> **Dataset items**:
┏━━
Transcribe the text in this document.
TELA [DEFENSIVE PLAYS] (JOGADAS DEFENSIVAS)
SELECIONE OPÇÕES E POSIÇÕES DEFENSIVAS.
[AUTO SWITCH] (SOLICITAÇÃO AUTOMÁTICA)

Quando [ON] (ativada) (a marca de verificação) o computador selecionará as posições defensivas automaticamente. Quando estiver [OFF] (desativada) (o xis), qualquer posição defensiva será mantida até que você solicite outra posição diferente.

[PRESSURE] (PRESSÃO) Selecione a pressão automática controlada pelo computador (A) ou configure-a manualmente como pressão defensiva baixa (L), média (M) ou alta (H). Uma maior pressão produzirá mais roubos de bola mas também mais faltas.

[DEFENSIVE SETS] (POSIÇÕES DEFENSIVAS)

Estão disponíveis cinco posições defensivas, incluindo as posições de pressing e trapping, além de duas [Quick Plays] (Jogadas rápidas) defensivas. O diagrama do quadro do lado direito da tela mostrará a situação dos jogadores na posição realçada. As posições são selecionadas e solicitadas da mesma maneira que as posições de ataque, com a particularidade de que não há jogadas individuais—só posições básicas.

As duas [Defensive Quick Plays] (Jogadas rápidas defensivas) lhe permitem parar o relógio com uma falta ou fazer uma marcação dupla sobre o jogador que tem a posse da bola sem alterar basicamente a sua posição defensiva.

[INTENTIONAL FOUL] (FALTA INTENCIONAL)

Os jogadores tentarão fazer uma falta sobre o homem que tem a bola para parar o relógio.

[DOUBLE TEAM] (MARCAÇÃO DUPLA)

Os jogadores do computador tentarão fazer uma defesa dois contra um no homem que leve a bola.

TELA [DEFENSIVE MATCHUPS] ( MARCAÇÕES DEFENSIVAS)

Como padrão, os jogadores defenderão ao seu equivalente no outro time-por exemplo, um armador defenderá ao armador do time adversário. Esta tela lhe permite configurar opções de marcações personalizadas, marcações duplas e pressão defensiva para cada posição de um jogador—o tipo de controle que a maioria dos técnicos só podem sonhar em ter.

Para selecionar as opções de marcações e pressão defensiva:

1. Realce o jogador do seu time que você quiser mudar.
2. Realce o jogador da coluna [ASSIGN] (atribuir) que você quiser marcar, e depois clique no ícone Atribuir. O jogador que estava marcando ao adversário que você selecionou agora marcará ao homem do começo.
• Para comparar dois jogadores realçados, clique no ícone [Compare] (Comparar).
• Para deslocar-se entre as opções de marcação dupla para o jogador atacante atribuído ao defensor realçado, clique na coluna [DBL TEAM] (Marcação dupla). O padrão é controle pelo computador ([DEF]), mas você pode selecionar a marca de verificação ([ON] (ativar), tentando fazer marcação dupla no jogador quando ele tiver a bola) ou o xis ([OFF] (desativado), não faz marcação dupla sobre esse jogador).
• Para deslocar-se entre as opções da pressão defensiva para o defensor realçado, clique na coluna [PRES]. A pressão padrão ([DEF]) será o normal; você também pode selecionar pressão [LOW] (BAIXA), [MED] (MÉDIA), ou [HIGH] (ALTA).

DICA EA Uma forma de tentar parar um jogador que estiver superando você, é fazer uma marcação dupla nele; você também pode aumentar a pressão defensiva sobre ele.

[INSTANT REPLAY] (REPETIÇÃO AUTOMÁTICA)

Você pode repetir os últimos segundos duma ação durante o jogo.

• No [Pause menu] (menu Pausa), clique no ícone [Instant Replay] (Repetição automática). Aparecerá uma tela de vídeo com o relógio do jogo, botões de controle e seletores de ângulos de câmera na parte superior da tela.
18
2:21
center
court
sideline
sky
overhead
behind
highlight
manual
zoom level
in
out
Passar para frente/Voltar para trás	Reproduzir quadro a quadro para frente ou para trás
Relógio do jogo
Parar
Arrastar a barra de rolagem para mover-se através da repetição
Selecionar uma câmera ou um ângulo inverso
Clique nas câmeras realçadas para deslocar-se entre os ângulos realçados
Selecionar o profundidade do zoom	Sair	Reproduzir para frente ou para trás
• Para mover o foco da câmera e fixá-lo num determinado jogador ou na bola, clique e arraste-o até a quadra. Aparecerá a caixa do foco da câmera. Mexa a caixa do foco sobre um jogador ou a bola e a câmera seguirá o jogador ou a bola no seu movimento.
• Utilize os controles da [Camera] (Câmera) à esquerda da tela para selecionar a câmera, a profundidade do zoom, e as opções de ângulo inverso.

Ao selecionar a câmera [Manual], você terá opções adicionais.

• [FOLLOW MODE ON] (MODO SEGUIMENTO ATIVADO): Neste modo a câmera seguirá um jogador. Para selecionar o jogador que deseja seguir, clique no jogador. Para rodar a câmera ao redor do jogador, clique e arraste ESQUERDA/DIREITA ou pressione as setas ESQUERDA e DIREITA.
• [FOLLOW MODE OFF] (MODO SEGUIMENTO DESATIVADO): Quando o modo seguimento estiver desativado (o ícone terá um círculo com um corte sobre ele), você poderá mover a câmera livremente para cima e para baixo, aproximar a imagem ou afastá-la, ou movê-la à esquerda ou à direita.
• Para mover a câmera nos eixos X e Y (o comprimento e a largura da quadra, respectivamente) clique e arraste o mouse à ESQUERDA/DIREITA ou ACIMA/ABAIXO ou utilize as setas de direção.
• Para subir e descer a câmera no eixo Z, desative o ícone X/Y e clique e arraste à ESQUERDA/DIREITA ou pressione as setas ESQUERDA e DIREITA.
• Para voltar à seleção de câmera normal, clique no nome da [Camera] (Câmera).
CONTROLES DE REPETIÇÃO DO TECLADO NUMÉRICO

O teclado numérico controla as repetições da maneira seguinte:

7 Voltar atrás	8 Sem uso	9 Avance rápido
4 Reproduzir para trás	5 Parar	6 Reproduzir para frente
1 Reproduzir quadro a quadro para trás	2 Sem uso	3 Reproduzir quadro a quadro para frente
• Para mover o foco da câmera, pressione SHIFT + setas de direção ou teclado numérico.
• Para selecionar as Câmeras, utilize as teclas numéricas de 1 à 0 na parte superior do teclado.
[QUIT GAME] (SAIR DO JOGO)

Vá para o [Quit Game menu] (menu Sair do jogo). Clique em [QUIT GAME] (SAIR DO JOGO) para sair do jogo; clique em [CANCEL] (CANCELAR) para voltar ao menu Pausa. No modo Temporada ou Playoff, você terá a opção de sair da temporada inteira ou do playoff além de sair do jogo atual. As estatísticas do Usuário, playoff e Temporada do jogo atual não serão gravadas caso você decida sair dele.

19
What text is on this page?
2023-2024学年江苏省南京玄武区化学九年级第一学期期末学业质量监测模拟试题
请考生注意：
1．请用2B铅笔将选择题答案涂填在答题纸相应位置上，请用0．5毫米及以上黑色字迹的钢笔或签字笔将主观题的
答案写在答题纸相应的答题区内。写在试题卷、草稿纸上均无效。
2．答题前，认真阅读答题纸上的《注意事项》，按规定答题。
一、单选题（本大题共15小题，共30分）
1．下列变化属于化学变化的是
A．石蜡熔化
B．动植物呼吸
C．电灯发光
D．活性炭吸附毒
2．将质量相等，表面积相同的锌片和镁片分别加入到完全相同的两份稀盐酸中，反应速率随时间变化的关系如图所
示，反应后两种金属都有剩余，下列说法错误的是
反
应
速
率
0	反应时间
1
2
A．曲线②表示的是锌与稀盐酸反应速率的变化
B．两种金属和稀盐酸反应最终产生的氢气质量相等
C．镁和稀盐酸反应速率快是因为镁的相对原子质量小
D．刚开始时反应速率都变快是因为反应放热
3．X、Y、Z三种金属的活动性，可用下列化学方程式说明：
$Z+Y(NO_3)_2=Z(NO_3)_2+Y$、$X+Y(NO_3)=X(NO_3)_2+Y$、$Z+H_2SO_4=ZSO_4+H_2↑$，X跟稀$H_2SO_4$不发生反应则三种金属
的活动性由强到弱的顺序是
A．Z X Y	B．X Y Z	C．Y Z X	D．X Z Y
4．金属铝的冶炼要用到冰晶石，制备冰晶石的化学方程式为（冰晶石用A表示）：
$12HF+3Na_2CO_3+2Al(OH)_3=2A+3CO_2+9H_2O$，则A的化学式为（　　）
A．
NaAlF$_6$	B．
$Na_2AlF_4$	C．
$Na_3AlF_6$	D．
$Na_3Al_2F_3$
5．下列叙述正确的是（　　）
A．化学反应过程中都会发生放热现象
┗━━
> **What the exercise asks**: Copy every line of the listing that contains the word "inverso".

> **Solution to this task**:
Selecionar uma câmera ou um ângulo inverso
• Utilize os controles da [Camera] (Câmera) à esquerda da tela para selecionar a câmera, a profundidade do zoom, e as opções de ângulo inverso.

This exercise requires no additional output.